--- STORED RECORDS ---

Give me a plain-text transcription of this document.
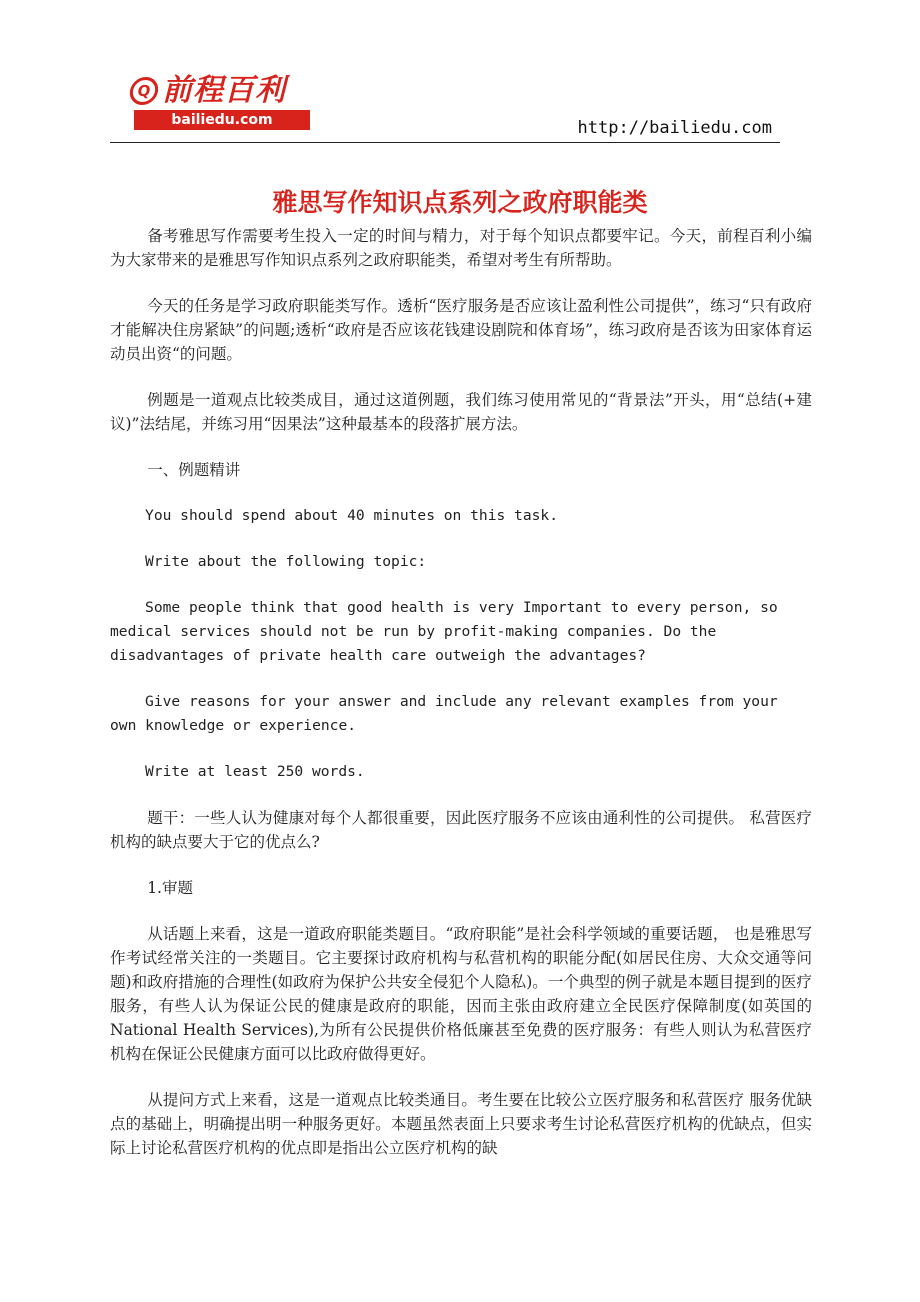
Q 前程百利
bailiedu.com	http://bailiedu.com
雅思写作知识点系列之政府职能类

备考雅思写作需要考生投入一定的时间与精力，对于每个知识点都要牢记。今天，前程百利小编为大家带来的是雅思写作知识点系列之政府职能类，希望对考生有所帮助。

今天的任务是学习政府职能类写作。透析“医疗服务是否应该让盈利性公司提供”，练习“只有政府才能解决住房紧缺”的问题;透析“政府是否应该花钱建设剧院和体育场”，练习政府是否该为田家体育运动员出资“的问题。

例题是一道观点比较类成目，通过这道例题，我们练习使用常见的“背景法”开头，用“总结(+建议)”法结尾，并练习用“因果法”这种最基本的段落扩展方法。

一、例题精讲

You should spend about 40 minutes on this task.

Write about the following topic:

Some people think that good health is very Important to every person, so medical services should not be run by profit-making companies. Do the disadvantages of private health care outweigh the advantages?

Give reasons for your answer and include any relevant examples from your own knowledge or experience.

Write at least 250 words.

题干：一些人认为健康对每个人都很重要，因此医疗服务不应该由通利性的公司提供。 私营医疗机构的缺点要大于它的优点么?

1.审题

从话题上来看，这是一道政府职能类题目。“政府职能”是社会科学领域的重要话题， 也是雅思写作考试经常关注的一类题目。它主要探讨政府机构与私营机构的职能分配(如居民住房、大众交通等问题)和政府措施的合理性(如政府为保护公共安全侵犯个人隐私)。一个典型的例子就是本题目提到的医疗服务，有些人认为保证公民的健康是政府的职能，因而主张由政府建立全民医疗保障制度(如英国的National Health Services),为所有公民提供价格低廉甚至免费的医疗服务：有些人则认为私营医疗机构在保证公民健康方面可以比政府做得更好。

从提问方式上来看，这是一道观点比较类通目。考生要在比较公立医疗服务和私营医疗 服务优缺点的基础上，明确提出明一种服务更好。本题虽然表面上只要求考生讨论私营医疗机构的优缺点，但实际上讨论私营医疗机构的优点即是指出公立医疗机构的缺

---

> GIVEN PROBLEM: Copy every line of the data word for word, omitting the images.

> RIGHT ANSWER:
Give me a plain-text transcription of this document.
Q 前程百利
bailiedu.com	http://bailiedu.com
雅思写作知识点系列之政府职能类

备考雅思写作需要考生投入一定的时间与精力，对于每个知识点都要牢记。今天，前程百利小编为大家带来的是雅思写作知识点系列之政府职能类，希望对考生有所帮助。

今天的任务是学习政府职能类写作。透析“医疗服务是否应该让盈利性公司提供”，练习“只有政府才能解决住房紧缺”的问题;透析“政府是否应该花钱建设剧院和体育场”，练习政府是否该为田家体育运动员出资“的问题。

例题是一道观点比较类成目，通过这道例题，我们练习使用常见的“背景法”开头，用“总结(+建议)”法结尾，并练习用“因果法”这种最基本的段落扩展方法。

一、例题精讲

You should spend about 40 minutes on this task.

Write about the following topic:

Some people think that good health is very Important to every person, so medical services should not be run by profit-making companies. Do the disadvantages of private health care outweigh the advantages?

Give reasons for your answer and include any relevant examples from your own knowledge or experience.

Write at least 250 words.

题干：一些人认为健康对每个人都很重要，因此医疗服务不应该由通利性的公司提供。 私营医疗机构的缺点要大于它的优点么?

1.审题

从话题上来看，这是一道政府职能类题目。“政府职能”是社会科学领域的重要话题， 也是雅思写作考试经常关注的一类题目。它主要探讨政府机构与私营机构的职能分配(如居民住房、大众交通等问题)和政府措施的合理性(如政府为保护公共安全侵犯个人隐私)。一个典型的例子就是本题目提到的医疗服务，有些人认为保证公民的健康是政府的职能，因而主张由政府建立全民医疗保障制度(如英国的National Health Services),为所有公民提供价格低廉甚至免费的医疗服务：有些人则认为私营医疗机构在保证公民健康方面可以比政府做得更好。

从提问方式上来看，这是一道观点比较类通目。考生要在比较公立医疗服务和私营医疗 服务优缺点的基础上，明确提出明一种服务更好。本题虽然表面上只要求考生讨论私营医疗机构的优缺点，但实际上讨论私营医疗机构的优点即是指出公立医疗机构的缺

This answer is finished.